_WHAT IS ASKED:_ Find each line holding "rejestracji" and copy it out.

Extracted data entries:
• • •

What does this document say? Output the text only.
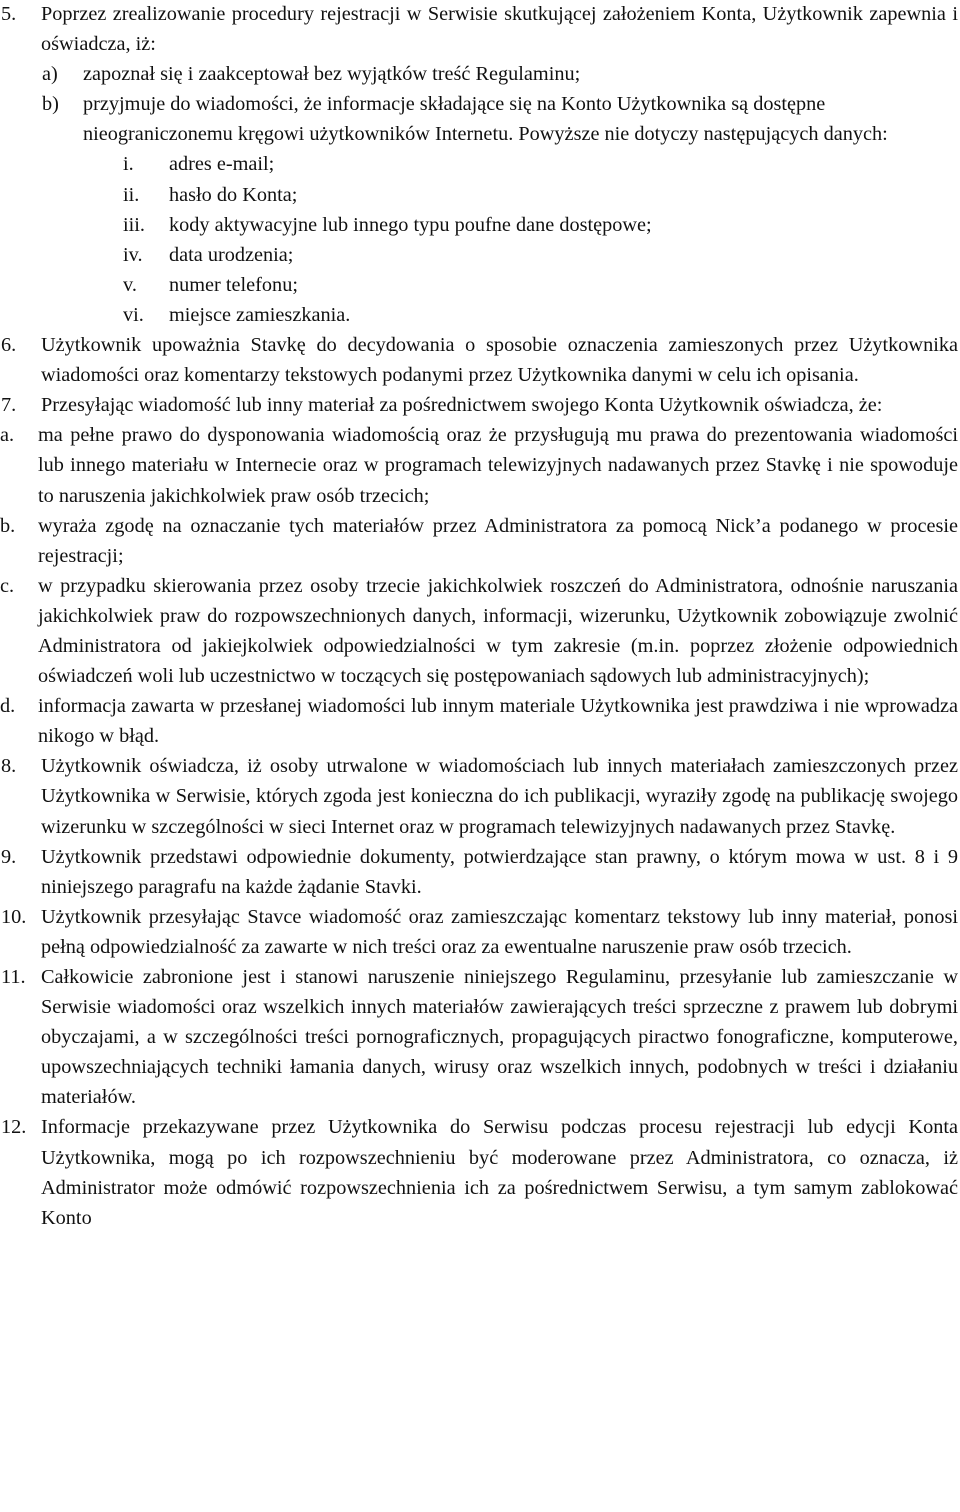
5.	Poprzez zrealizowanie procedury rejestracji w Serwisie skutkującej założeniem Konta, Użytkownik zapewnia i oświadcza, iż:

a)	zapoznał się i zaakceptował bez wyjątków treść Regulaminu;

b)	przyjmuje do wiadomości, że informacje składające się na Konto Użytkownika są dostępne nieograniczonemu kręgowi użytkowników Internetu. Powyższe nie dotyczy następujących danych:

i.	adres e-mail;
ii.	hasło do Konta;
iii.	kody aktywacyjne lub innego typu poufne dane dostępowe;
iv.	data urodzenia;
v.	numer telefonu;
vi.	miejsce zamieszkania.
6.	Użytkownik upoważnia Stavkę do decydowania o sposobie oznaczenia zamieszonych przez Użytkownika wiadomości oraz komentarzy tekstowych podanymi przez Użytkownika danymi w celu ich opisania.

7.	Przesyłając wiadomość lub inny materiał za pośrednictwem swojego Konta Użytkownik oświadcza, że:

a.	ma pełne prawo do dysponowania wiadomością oraz że przysługują mu prawa do prezentowania wiadomości lub innego materiału w Internecie oraz w programach telewizyjnych nadawanych przez Stavkę i nie spowoduje to naruszenia jakichkolwiek praw osób trzecich;

b.	wyraża zgodę na oznaczanie tych materiałów przez Administratora za pomocą Nick’a podanego w procesie rejestracji;

c.	w przypadku skierowania przez osoby trzecie jakichkolwiek roszczeń do Administratora, odnośnie naruszania jakichkolwiek praw do rozpowszechnionych danych, informacji, wizerunku, Użytkownik zobowiązuje zwolnić Administratora od jakiejkolwiek odpowiedzialności w tym zakresie (m.in. poprzez złożenie odpowiednich oświadczeń woli lub uczestnictwo w toczących się postępowaniach sądowych lub administracyjnych);

d.	informacja zawarta w przesłanej wiadomości lub innym materiale Użytkownika jest prawdziwa i nie wprowadza nikogo w błąd.

8.	Użytkownik oświadcza, iż osoby utrwalone w wiadomościach lub innych materiałach zamieszczonych przez Użytkownika w Serwisie, których zgoda jest konieczna do ich publikacji, wyraziły zgodę na publikację swojego wizerunku w szczególności w sieci Internet oraz w programach telewizyjnych nadawanych przez Stavkę.

9.	Użytkownik przedstawi odpowiednie dokumenty, potwierdzające stan prawny, o którym mowa w ust. 8 i 9 niniejszego paragrafu na każde żądanie Stavki.

10. Użytkownik przesyłając Stavce wiadomość oraz zamieszczając komentarz tekstowy lub inny materiał, ponosi pełną odpowiedzialność za zawarte w nich treści oraz za ewentualne naruszenie praw osób trzecich.

11. Całkowicie zabronione jest i stanowi naruszenie niniejszego Regulaminu, przesyłanie lub zamieszczanie w Serwisie wiadomości oraz wszelkich innych materiałów zawierających treści sprzeczne z prawem lub dobrymi obyczajami, a w szczególności treści pornograficznych, propagujących piractwo fonograficzne, komputerowe, upowszechniających techniki łamania danych, wirusy oraz wszelkich innych, podobnych w treści i działaniu materiałów.

12. Informacje przekazywane przez Użytkownika do Serwisu podczas procesu rejestracji lub edycji Konta Użytkownika, mogą po ich rozpowszechnieniu być moderowane przez Administratora, co oznacza, iż Administrator może odmówić rozpowszechnienia ich za pośrednictwem Serwisu, a tym samym zablokować Konto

• • •

_RESPONSE TO THE TASK:_
5.	Poprzez zrealizowanie procedury rejestracji w Serwisie skutkującej założeniem Konta, Użytkownik zapewnia i oświadcza, iż:
b.	wyraża zgodę na oznaczanie tych materiałów przez Administratora za pomocą Nick’a podanego w procesie rejestracji;
12. Informacje przekazywane przez Użytkownika do Serwisu podczas procesu rejestracji lub edycji Konta Użytkownika, mogą po ich rozpowszechnieniu być moderowane przez Administratora, co oznacza, iż Administrator może odmówić rozpowszechnienia ich za pośrednictwem Serwisu, a tym samym zablokować Konto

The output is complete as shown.